[Data extracted from a collection]
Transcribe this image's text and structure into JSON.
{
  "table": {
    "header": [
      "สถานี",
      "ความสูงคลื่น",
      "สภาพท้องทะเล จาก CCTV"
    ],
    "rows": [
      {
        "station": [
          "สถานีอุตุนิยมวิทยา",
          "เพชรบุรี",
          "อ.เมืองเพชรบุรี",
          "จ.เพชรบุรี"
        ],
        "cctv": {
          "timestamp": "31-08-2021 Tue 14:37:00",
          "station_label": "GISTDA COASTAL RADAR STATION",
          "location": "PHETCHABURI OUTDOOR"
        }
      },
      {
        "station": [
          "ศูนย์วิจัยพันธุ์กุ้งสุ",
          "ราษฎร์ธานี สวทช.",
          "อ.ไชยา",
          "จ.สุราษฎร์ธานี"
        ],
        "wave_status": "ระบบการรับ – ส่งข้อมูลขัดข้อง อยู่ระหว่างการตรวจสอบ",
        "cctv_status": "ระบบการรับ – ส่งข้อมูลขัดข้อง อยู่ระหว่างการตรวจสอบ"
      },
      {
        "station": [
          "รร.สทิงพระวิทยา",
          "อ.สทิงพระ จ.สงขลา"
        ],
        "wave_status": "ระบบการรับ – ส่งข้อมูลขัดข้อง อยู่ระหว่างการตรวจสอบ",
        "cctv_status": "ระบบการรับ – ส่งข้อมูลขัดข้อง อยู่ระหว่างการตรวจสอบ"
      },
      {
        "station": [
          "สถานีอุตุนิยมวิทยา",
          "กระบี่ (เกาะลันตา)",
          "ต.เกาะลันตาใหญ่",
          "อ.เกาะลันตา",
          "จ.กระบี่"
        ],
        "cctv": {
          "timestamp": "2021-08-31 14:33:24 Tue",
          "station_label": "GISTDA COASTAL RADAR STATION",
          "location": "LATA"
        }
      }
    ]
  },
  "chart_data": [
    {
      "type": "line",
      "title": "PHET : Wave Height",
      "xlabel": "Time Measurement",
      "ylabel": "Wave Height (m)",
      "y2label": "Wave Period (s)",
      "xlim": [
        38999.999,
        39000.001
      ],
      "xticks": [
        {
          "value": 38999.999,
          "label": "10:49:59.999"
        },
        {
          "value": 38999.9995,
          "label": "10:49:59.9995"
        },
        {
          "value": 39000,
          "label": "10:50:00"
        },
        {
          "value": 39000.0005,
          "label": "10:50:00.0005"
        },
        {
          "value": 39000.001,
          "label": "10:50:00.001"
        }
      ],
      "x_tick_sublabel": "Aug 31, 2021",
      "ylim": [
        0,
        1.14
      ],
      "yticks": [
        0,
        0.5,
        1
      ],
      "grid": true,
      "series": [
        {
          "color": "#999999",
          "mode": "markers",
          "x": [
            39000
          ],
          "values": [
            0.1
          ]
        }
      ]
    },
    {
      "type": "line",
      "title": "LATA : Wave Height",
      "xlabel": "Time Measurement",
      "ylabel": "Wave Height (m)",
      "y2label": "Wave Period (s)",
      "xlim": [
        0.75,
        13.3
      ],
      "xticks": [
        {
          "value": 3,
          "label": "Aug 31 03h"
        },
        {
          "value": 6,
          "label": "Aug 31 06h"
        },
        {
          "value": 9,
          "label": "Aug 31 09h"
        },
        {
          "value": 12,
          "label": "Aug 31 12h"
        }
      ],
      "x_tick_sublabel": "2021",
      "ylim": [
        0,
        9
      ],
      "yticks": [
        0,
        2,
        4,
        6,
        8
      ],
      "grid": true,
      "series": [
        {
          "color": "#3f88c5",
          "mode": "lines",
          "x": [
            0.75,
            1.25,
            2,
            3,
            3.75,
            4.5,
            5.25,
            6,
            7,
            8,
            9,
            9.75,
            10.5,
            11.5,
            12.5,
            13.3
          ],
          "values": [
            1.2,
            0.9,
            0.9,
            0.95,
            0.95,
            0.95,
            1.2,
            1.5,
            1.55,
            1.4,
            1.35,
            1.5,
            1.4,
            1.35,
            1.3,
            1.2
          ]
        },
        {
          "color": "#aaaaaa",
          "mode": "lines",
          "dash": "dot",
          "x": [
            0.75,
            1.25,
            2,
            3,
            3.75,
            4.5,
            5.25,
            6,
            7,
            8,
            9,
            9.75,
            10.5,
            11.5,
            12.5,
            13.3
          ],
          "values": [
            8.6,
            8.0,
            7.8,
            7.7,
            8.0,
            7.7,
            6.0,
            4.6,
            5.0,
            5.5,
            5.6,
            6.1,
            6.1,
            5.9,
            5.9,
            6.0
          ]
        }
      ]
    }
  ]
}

*Task to carry out*: Copy out each record, keeping every word as it is.

*Final result*:
Transcribe this image's text and structure into JSON.
{
  "table": {
    "header": [
      "สถานี",
      "ความสูงคลื่น",
      "สภาพท้องทะเล จาก CCTV"
    ],
    "rows": [
      {
        "station": [
          "สถานีอุตุนิยมวิทยา",
          "เพชรบุรี",
          "อ.เมืองเพชรบุรี",
          "จ.เพชรบุรี"
        ],
        "cctv": {
          "timestamp": "31-08-2021 Tue 14:37:00",
          "station_label": "GISTDA COASTAL RADAR STATION",
          "location": "PHETCHABURI OUTDOOR"
        }
      },
      {
        "station": [
          "ศูนย์วิจัยพันธุ์กุ้งสุ",
          "ราษฎร์ธานี สวทช.",
          "อ.ไชยา",
          "จ.สุราษฎร์ธานี"
        ],
        "wave_status": "ระบบการรับ – ส่งข้อมูลขัดข้อง อยู่ระหว่างการตรวจสอบ",
        "cctv_status": "ระบบการรับ – ส่งข้อมูลขัดข้อง อยู่ระหว่างการตรวจสอบ"
      },
      {
        "station": [
          "รร.สทิงพระวิทยา",
          "อ.สทิงพระ จ.สงขลา"
        ],
        "wave_status": "ระบบการรับ – ส่งข้อมูลขัดข้อง อยู่ระหว่างการตรวจสอบ",
        "cctv_status": "ระบบการรับ – ส่งข้อมูลขัดข้อง อยู่ระหว่างการตรวจสอบ"
      },
      {
        "station": [
          "สถานีอุตุนิยมวิทยา",
          "กระบี่ (เกาะลันตา)",
          "ต.เกาะลันตาใหญ่",
          "อ.เกาะลันตา",
          "จ.กระบี่"
        ],
        "cctv": {
          "timestamp": "2021-08-31 14:33:24 Tue",
          "station_label": "GISTDA COASTAL RADAR STATION",
          "location": "LATA"
        }
      }
    ]
  },
  "chart_data": [
    {
      "type": "line",
      "title": "PHET : Wave Height",
      "xlabel": "Time Measurement",
      "ylabel": "Wave Height (m)",
      "y2label": "Wave Period (s)",
      "xlim": [
        38999.999,
        39000.001
      ],
      "xticks": [
        {
          "value": 38999.999,
          "label": "10:49:59.999"
        },
        {
          "value": 38999.9995,
          "label": "10:49:59.9995"
        },
        {
          "value": 39000,
          "label": "10:50:00"
        },
        {
          "value": 39000.0005,
          "label": "10:50:00.0005"
        },
        {
          "value": 39000.001,
          "label": "10:50:00.001"
        }
      ],
      "x_tick_sublabel": "Aug 31, 2021",
      "ylim": [
        0,
        1.14
      ],
      "yticks": [
        0,
        0.5,
        1
      ],
      "grid": true,
      "series": [
        {
          "color": "#999999",
          "mode": "markers",
          "x": [
            39000
          ],
          "values": [
            0.1
          ]
        }
      ]
    },
    {
      "type": "line",
      "title": "LATA : Wave Height",
      "xlabel": "Time Measurement",
      "ylabel": "Wave Height (m)",
      "y2label": "Wave Period (s)",
      "xlim": [
        0.75,
        13.3
      ],
      "xticks": [
        {
          "value": 3,
          "label": "Aug 31 03h"
        },
        {
          "value": 6,
          "label": "Aug 31 06h"
        },
        {
          "value": 9,
          "label": "Aug 31 09h"
        },
        {
          "value": 12,
          "label": "Aug 31 12h"
        }
      ],
      "x_tick_sublabel": "2021",
      "ylim": [
        0,
        9
      ],
      "yticks": [
        0,
        2,
        4,
        6,
        8
      ],
      "grid": true,
      "series": [
        {
          "color": "#3f88c5",
          "mode": "lines",
          "x": [
            0.75,
            1.25,
            2,
            3,
            3.75,
            4.5,
            5.25,
            6,
            7,
            8,
            9,
            9.75,
            10.5,
            11.5,
            12.5,
            13.3
          ],
          "values": [
            1.2,
            0.9,
            0.9,
            0.95,
            0.95,
            0.95,
            1.2,
            1.5,
            1.55,
            1.4,
            1.35,
            1.5,
            1.4,
            1.35,
            1.3,
            1.2
          ]
        },
        {
          "color": "#aaaaaa",
          "mode": "lines",
          "dash": "dot",
          "x": [
            0.75,
            1.25,
            2,
            3,
            3.75,
            4.5,
            5.25,
            6,
            7,
            8,
            9,
            9.75,
            10.5,
            11.5,
            12.5,
            13.3
          ],
          "values": [
            8.6,
            8.0,
            7.8,
            7.7,
            8.0,
            7.7,
            6.0,
            4.6,
            5.0,
            5.5,
            5.6,
            6.1,
            6.1,
            5.9,
            5.9,
            6.0
          ]
        }
      ]
    }
  ]
}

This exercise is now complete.